----- Supplied passage -----

How's Your FICO?
Choosing a lender isn't the first step in becoming a homeowner. In reality, the home buying process starts and ends with your finances. Without a reasonable credit score, entering into a loan for a house is harder and, you could find yourself renting for another couple of years in Sunset Beach, North Carolina until your FICO score is acceptable.
A FICO score is a collection of your years of credit history based on a model developed by Fair Isaac and Company. Most people usually have a score of 600, but scores are tiered from 300 to 850. In recent years, however, some people have seen their score drop dramatically as a result of underemployment, charged off credit card accounts, or credit card accounts terminated because the card didn't carry a high balance. Some of the pieces in determining your FICO score include:
- Types of Credit — Do you have a healthy mix of credit cards and loans?
- Payment History — How many late payments have you made?
- Credit to Debt Ratio — How much do you owe versus how much credit you have available?
- Credit Inquiries — Do you have too many open accounts?
In reviewing your credit history, you'll discover that you actually have three reports. Experian, Equifax and TransUnion — three of the major credit reporting agencies — use a slightly different systems to calculate your credit rating. FICO is used by Experian. Equifax's model is called BEACON and TransUnion uses EMPIRICA. You have a credit score with all three of the bureaus.
When you apply for a mortgage or any other loan, lenders want to make sure that extending a loan to you isn't a risk. Your FICO score gives lenders a view of what type of borrower you'll be based solely on your credit history. Because of the shift in the economy, most home buyers should have scores in the range of 740 or higher to get a decent interest rate. You'll still get approved for a mortgage with a lower score, but the interest paid over the life of the loan could be more than double that of an individual having a superior FICO score.
We're used to working with all tiers of FICO scores. Contact us and we can help you get on the right track to the home of your dreams.
There are strategies to raise your score. Improving your FICO score takes time. It can be rare to make a significant stride change in your number with small changes, but your score can improve in a year or two by keeping tabs your credit report and by using your credit wisely. The best way to do this is to know your FICO score. Here are some methods to improve your credit score:
- Spread your debt around. At first, this doesn't seem like a good idea. But, you want to avoid of having one card that is at the maximum and have the rest of your cards at a zero balance. It's better to have each of your cards at about 30% of their credit limit than to have the majority of your debt transferred to one card.
- Chain store cards and gas cards. For those who have no credit or less-than-stellar credit, chain store credit cards and gas credit cards are ways to establish your credit history, increase your credit limits and stay on top of your payments, which will raise your credit. You should always beware of carrying a high balance for more than a couple of months because these types of cards normally have a higher interest rate.
- Keep your cards active. Whether you're just getting started with credit, or if you've got older cards, be sure to use your cards so that your accounts maintain an active status. But, pay them off in one or two payments.

----- Given data -----

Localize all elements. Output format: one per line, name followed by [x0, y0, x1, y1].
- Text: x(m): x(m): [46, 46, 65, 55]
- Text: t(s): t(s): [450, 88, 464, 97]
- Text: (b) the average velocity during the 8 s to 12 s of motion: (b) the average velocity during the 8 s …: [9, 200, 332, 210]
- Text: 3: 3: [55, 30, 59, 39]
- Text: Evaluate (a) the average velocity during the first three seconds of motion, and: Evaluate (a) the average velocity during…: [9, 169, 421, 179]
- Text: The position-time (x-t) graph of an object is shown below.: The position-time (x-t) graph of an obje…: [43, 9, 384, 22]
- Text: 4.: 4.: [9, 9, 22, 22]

-----

- Problem to solve
Please say whether each statement agrees with the FICO score text, answering yes or no and quoting the deciding words of the text. (a) FICO scores run from 300 to 850. (b) TransUnion uses the BEACON model. (c) Keeping each card near 30% of its limit is better than moving most of your debt to one card.

- Result of the task
(a) Yes: "scores are tiered from 300 to 850."
(b) No: "Equifax's model is called BEACON and TransUnion uses EMPIRICA."
(c) Yes: "It's better to have each of your cards at about 30% of their credit limit than to have the majority of your debt transferred to one card."